Written task :: Please give the entries again from the start of the records up to and including the line with "bar-value-label: 19 [640,112,654,125]", swapping every "bar-value-label" for "data-label" and leaving all else unchanged.
───── Listed records
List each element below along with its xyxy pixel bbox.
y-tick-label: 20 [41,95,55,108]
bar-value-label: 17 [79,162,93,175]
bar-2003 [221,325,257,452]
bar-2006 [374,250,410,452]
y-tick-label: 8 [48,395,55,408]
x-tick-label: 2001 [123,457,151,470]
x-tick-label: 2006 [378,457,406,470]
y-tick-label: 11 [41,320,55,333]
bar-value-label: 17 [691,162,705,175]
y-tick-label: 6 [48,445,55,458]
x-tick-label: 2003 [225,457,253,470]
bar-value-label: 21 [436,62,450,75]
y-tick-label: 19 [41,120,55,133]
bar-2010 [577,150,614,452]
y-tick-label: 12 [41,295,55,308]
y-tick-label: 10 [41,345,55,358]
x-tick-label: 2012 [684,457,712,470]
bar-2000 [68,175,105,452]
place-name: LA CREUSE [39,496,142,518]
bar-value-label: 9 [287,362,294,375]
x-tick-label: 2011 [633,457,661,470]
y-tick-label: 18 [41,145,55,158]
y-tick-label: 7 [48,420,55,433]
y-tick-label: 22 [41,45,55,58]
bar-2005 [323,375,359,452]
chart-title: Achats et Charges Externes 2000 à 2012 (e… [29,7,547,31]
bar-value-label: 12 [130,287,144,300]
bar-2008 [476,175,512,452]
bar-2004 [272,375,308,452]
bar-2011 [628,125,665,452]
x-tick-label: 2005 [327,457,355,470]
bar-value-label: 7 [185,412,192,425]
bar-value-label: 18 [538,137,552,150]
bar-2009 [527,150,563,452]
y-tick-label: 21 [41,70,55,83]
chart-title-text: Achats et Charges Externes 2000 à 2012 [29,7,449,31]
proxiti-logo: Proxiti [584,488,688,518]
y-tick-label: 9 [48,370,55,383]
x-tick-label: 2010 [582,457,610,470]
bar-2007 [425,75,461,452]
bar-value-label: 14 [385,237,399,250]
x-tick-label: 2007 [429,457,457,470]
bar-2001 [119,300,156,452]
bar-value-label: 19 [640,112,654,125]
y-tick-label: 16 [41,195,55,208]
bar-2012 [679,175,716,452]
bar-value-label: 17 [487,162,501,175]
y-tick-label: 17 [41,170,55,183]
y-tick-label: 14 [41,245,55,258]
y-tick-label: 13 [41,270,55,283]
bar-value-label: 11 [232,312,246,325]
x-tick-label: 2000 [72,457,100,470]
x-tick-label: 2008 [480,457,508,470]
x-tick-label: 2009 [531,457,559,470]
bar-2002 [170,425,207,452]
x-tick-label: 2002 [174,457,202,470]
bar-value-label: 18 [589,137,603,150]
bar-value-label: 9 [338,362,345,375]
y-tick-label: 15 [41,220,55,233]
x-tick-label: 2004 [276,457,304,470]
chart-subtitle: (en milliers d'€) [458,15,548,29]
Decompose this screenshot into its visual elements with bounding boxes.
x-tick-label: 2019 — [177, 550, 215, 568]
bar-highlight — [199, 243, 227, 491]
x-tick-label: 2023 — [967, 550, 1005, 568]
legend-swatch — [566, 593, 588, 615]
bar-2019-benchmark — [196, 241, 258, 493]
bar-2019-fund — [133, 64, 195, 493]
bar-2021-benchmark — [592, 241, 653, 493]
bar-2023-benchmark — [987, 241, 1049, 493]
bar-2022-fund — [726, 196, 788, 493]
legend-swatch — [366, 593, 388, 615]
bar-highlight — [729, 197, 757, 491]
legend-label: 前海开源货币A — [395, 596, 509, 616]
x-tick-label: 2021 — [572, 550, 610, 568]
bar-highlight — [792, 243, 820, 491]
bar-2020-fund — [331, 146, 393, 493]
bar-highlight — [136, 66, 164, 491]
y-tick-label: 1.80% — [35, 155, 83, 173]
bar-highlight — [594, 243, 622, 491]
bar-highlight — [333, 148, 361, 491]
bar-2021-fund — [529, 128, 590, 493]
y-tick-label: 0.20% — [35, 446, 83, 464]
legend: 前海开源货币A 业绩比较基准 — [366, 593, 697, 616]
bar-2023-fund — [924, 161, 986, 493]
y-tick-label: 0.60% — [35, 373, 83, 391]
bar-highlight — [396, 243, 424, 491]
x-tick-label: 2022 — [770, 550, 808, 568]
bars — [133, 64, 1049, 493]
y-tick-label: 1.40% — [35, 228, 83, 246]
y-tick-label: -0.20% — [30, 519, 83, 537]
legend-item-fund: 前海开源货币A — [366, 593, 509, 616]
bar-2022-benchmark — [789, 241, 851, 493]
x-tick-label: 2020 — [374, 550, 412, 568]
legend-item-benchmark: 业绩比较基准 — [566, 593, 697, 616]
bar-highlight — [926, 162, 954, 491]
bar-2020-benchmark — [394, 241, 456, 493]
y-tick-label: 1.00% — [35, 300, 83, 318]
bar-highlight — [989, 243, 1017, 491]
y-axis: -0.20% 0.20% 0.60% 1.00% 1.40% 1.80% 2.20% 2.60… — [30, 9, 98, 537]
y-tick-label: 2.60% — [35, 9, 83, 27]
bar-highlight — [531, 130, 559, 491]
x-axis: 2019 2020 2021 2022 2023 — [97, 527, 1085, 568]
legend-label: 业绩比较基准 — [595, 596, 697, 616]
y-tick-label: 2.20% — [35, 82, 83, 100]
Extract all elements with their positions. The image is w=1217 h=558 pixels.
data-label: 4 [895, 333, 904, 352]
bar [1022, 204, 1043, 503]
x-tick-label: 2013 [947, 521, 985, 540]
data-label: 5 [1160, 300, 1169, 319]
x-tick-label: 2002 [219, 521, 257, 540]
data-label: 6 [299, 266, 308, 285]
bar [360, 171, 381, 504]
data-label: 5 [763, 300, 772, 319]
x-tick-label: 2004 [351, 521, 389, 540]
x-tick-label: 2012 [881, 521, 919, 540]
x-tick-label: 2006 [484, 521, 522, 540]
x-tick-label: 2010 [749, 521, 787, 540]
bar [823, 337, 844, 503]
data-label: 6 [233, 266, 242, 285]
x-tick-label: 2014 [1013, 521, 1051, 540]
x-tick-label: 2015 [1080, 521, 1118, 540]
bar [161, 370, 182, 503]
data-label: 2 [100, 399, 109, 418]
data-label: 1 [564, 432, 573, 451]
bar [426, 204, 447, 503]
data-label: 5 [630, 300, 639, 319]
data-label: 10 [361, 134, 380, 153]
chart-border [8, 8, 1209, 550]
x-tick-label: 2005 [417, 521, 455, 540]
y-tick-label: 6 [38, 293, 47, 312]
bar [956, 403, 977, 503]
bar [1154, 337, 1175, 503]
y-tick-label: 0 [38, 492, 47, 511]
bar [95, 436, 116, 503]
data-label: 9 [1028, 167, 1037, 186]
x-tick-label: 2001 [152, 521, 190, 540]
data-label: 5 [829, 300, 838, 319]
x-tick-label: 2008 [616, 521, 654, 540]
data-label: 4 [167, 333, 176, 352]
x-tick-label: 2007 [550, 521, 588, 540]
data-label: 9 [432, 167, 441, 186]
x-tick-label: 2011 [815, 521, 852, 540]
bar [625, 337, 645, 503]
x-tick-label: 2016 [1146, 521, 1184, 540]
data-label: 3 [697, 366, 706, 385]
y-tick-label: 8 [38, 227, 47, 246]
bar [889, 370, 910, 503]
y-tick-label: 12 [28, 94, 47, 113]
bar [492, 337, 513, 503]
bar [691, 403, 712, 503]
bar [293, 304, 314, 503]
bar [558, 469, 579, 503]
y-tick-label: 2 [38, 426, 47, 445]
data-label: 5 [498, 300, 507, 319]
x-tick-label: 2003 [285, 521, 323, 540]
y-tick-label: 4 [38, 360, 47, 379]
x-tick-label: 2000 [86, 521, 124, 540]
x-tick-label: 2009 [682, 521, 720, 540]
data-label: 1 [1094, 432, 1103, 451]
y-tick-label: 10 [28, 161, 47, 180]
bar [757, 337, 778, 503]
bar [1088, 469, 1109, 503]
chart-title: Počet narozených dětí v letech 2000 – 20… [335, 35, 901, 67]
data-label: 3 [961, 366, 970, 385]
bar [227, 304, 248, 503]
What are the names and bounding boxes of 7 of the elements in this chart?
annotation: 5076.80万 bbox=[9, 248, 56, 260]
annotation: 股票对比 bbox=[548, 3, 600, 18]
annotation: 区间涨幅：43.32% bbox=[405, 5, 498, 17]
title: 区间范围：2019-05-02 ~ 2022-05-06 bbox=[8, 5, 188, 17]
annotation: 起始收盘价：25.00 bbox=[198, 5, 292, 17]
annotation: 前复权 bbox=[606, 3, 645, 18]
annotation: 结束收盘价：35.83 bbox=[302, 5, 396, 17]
──────────
Full output ::
List each element below along with its xyxy pixel bbox.
y-tick-label: 20 [41,95,55,108]
data-label: 17 [79,162,93,175]
bar-2003 [221,325,257,452]
bar-2006 [374,250,410,452]
y-tick-label: 8 [48,395,55,408]
x-tick-label: 2001 [123,457,151,470]
x-tick-label: 2006 [378,457,406,470]
y-tick-label: 11 [41,320,55,333]
data-label: 17 [691,162,705,175]
y-tick-label: 6 [48,445,55,458]
x-tick-label: 2003 [225,457,253,470]
data-label: 21 [436,62,450,75]
y-tick-label: 19 [41,120,55,133]
bar-2010 [577,150,614,452]
y-tick-label: 12 [41,295,55,308]
y-tick-label: 10 [41,345,55,358]
x-tick-label: 2012 [684,457,712,470]
bar-2000 [68,175,105,452]
place-name: LA CREUSE [39,496,142,518]
data-label: 9 [287,362,294,375]
x-tick-label: 2011 [633,457,661,470]
y-tick-label: 18 [41,145,55,158]
y-tick-label: 7 [48,420,55,433]
y-tick-label: 22 [41,45,55,58]
bar-2005 [323,375,359,452]
chart-title: Achats et Charges Externes 2000 à 2012 (e… [29,7,547,31]
data-label: 12 [130,287,144,300]
bar-2008 [476,175,512,452]
bar-2004 [272,375,308,452]
bar-2011 [628,125,665,452]
x-tick-label: 2005 [327,457,355,470]
data-label: 7 [185,412,192,425]
data-label: 18 [538,137,552,150]
bar-2009 [527,150,563,452]
y-tick-label: 21 [41,70,55,83]
chart-title-text: Achats et Charges Externes 2000 à 2012 [29,7,449,31]
proxiti-logo: Proxiti [584,488,688,518]
y-tick-label: 9 [48,370,55,383]
x-tick-label: 2010 [582,457,610,470]
bar-2007 [425,75,461,452]
data-label: 14 [385,237,399,250]
x-tick-label: 2007 [429,457,457,470]
bar-2001 [119,300,156,452]
data-label: 19 [640,112,654,125]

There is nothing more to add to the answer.